# Any Merckx MXL riders out there?



## OperaLover

Particulary over 6' tall and 200 lbs. Do you like the bike? It's not for me, but for a friend. I think it looks cool in Molteni orange and he is considering it.


----------



## merckxman

*Great Bike*

The Merckx MX Leader with Columbus MXL tubeset is a fabulous bike. It's not a light weight wonder but who cares when the ride is so fabulous. The construction is very robust and it has all those cool ovalized tubes and great lugs, and an awesome fork. It handles great and any weight penalty going up hills is easily made up going down as you can go as fast as you dare in absolute confidence. My favorite of many bikes.


----------



## russw19

OperaLover said:


> Particulary over 6' tall and 200 lbs. Do you like the bike? It's not for me, but for a friend. I think it looks cool in Molteni orange and he is considering it.


It is quite possibly the nicest lugged steel non-custom frame I have ever riden. I really wish they would offer more paint schemes for that frame. If they did some pro team reissues I would be all over a Motorola or older Telekom scheme. Even the Kelme paint that they used when Merckx supplied their frames was sweet.

# Information provided:

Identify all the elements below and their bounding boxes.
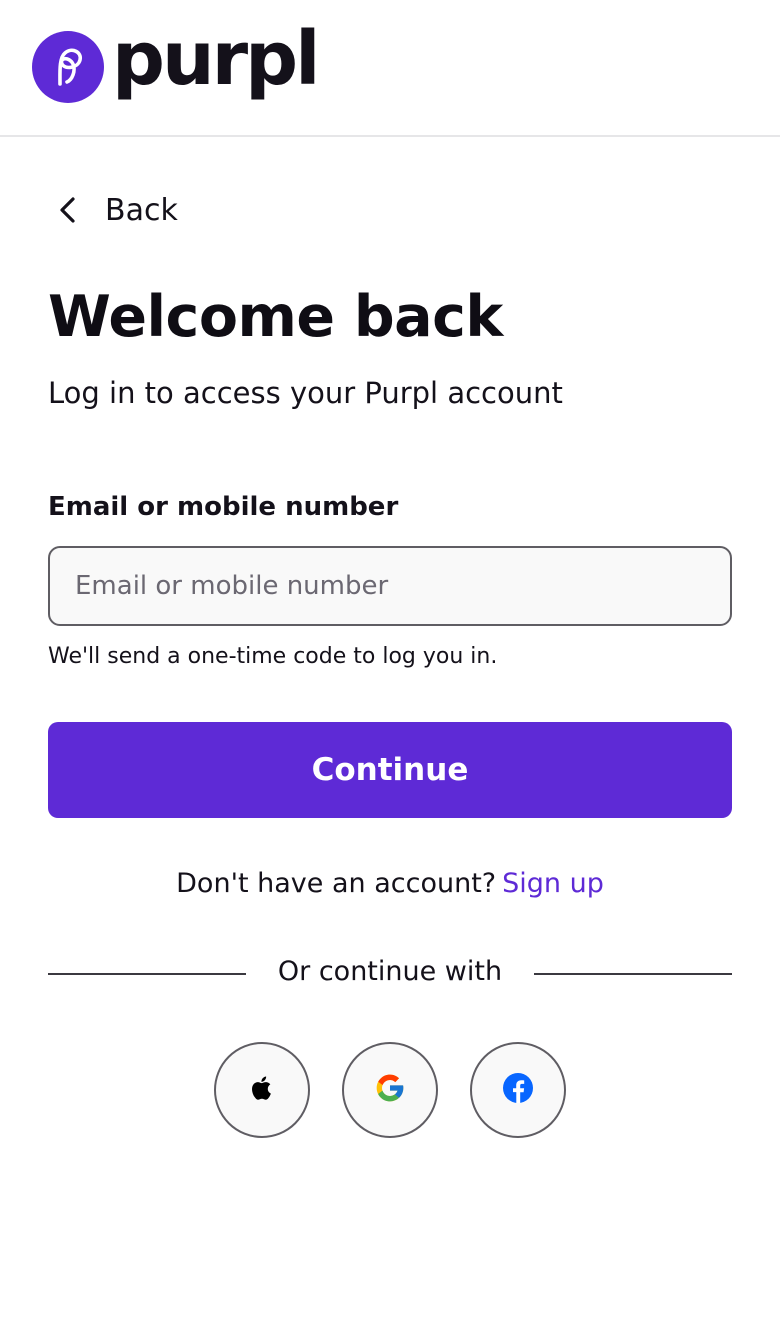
divider-line-right <box>534 973 732 975</box>
apple-icon <box>246 1072 278 1108</box>
page-title: Welcome back <box>48 284 503 350</box>
chevron-left-icon <box>48 190 88 230</box>
signup-row: Don't have an account? Sign up <box>0 868 780 899</box>
divider-line-left <box>48 973 246 975</box>
back-button[interactable]: Back <box>48 190 178 230</box>
signup-prompt: Don't have an account? <box>176 868 497 899</box>
google-login-button[interactable] <box>342 1042 438 1138</box>
social-divider-text: Or continue with <box>277 956 503 987</box>
facebook-icon <box>502 1072 534 1108</box>
apple-login-button[interactable] <box>214 1042 310 1138</box>
facebook-login-button[interactable] <box>470 1042 566 1138</box>
logo-wordmark: purpl <box>112 16 320 102</box>
google-icon <box>374 1072 406 1108</box>
purpl-logo[interactable]: purpl <box>32 22 320 104</box>
sign-up-link[interactable]: Sign up <box>502 868 604 899</box>
top-header: purpl <box>0 0 780 137</box>
one-time-code-hint: We'll send a one-time code to log you in… <box>48 644 498 669</box>
email-or-mobile-input[interactable] <box>48 546 732 626</box>
logo-mark-icon <box>32 31 104 103</box>
continue-button[interactable]: Continue <box>48 722 732 818</box>
page-subtitle: Log in to access your Purpl account <box>48 376 563 410</box>
back-label: Back <box>105 192 178 228</box>
email-or-mobile-label: Email or mobile number <box>48 492 399 522</box>
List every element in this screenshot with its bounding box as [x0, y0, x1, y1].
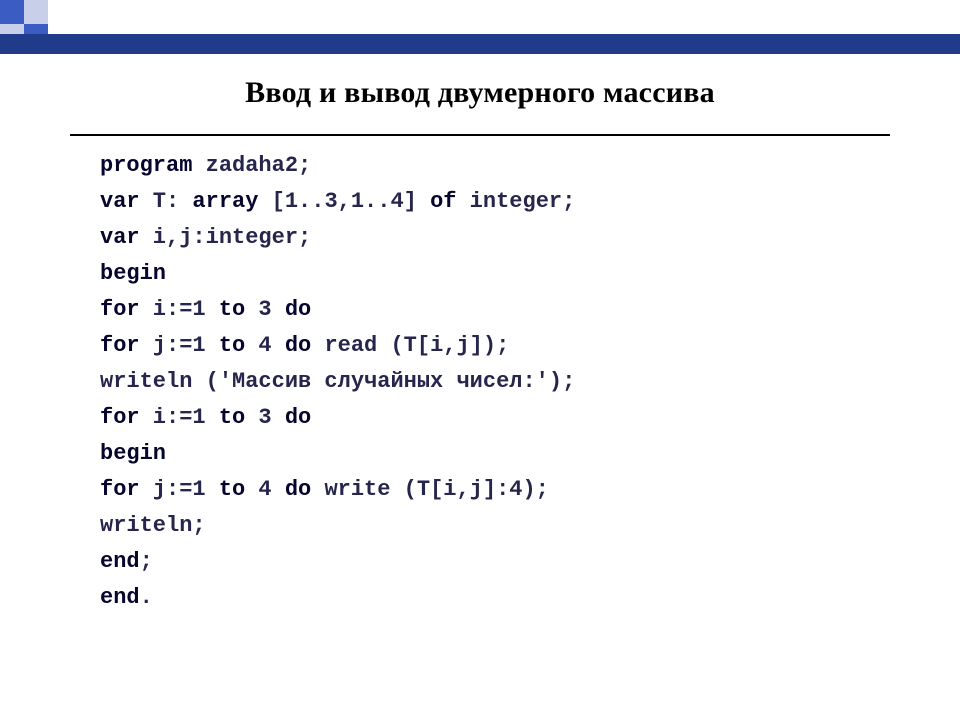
- keyword: of: [430, 189, 456, 214]
- keyword: var: [100, 225, 140, 250]
- code-line: for i:=1 to 3 do: [100, 292, 890, 328]
- keyword: array: [192, 189, 258, 214]
- code-line: writeln ('Массив случайных чисел:');: [100, 364, 890, 400]
- code-text: 4: [245, 333, 285, 358]
- deco-square: [0, 0, 24, 24]
- header-decoration: [0, 0, 960, 54]
- keyword: end: [100, 585, 140, 610]
- code-text: ;: [140, 549, 153, 574]
- title-underline: [70, 134, 890, 136]
- code-text: j:=1: [140, 333, 219, 358]
- code-text: write (T[i,j]:4);: [311, 477, 549, 502]
- code-block: program zadaha2;var T: array [1..3,1..4]…: [100, 148, 890, 616]
- code-text: i:=1: [140, 405, 219, 430]
- code-line: program zadaha2;: [100, 148, 890, 184]
- slide-title: Ввод и вывод двумерного массива: [0, 76, 960, 110]
- code-text: 4: [245, 477, 285, 502]
- code-line: end.: [100, 580, 890, 616]
- code-line: begin: [100, 436, 890, 472]
- keyword: do: [285, 333, 311, 358]
- keyword: to: [219, 297, 245, 322]
- code-text: writeln;: [100, 513, 206, 538]
- keyword: var: [100, 189, 140, 214]
- keyword: do: [285, 297, 311, 322]
- deco-square: [24, 0, 48, 24]
- code-text: integer;: [456, 189, 575, 214]
- header-stripe: [0, 34, 960, 54]
- keyword: do: [285, 477, 311, 502]
- code-text: read (T[i,j]);: [311, 333, 509, 358]
- code-line: for j:=1 to 4 do write (T[i,j]:4);: [100, 472, 890, 508]
- keyword: for: [100, 477, 140, 502]
- code-text: j:=1: [140, 477, 219, 502]
- code-text: 3: [245, 297, 285, 322]
- code-text: 3: [245, 405, 285, 430]
- code-line: var T: array [1..3,1..4] of integer;: [100, 184, 890, 220]
- keyword: to: [219, 477, 245, 502]
- code-line: begin: [100, 256, 890, 292]
- keyword: begin: [100, 441, 166, 466]
- code-line: writeln;: [100, 508, 890, 544]
- keyword: for: [100, 297, 140, 322]
- keyword: for: [100, 405, 140, 430]
- code-line: var i,j:integer;: [100, 220, 890, 256]
- keyword: to: [219, 405, 245, 430]
- keyword: do: [285, 405, 311, 430]
- keyword: begin: [100, 261, 166, 286]
- keyword: program: [100, 153, 192, 178]
- code-line: for i:=1 to 3 do: [100, 400, 890, 436]
- keyword: for: [100, 333, 140, 358]
- code-text: i,j:integer;: [140, 225, 312, 250]
- keyword: end: [100, 549, 140, 574]
- code-text: [1..3,1..4]: [258, 189, 430, 214]
- code-line: for j:=1 to 4 do read (T[i,j]);: [100, 328, 890, 364]
- code-text: .: [140, 585, 153, 610]
- code-text: i:=1: [140, 297, 219, 322]
- keyword: to: [219, 333, 245, 358]
- code-text: writeln ('Массив случайных чисел:');: [100, 369, 575, 394]
- code-text: T:: [140, 189, 193, 214]
- code-line: end;: [100, 544, 890, 580]
- code-text: zadaha2;: [192, 153, 311, 178]
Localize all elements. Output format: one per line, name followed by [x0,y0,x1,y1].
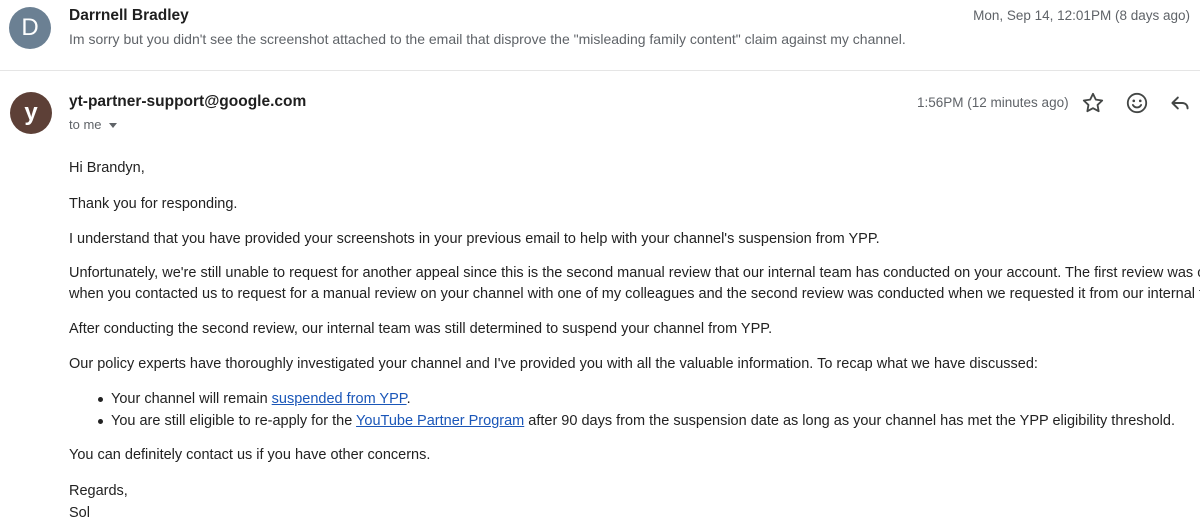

# Written task:
Answer these questions using the forum thread about Merckx MXL bikes.
1. What height and weight does the opening post ask about?
2. Which tubeset does the MX Leader use, according to merckxman?
3. Which pro team paint schemes would russw19 be all over if they were reissued?

# Task solution:
1. Over 6' tall and 200 lbs.
2. The Columbus MXL tubeset.
3. A Motorola or older Telekom scheme.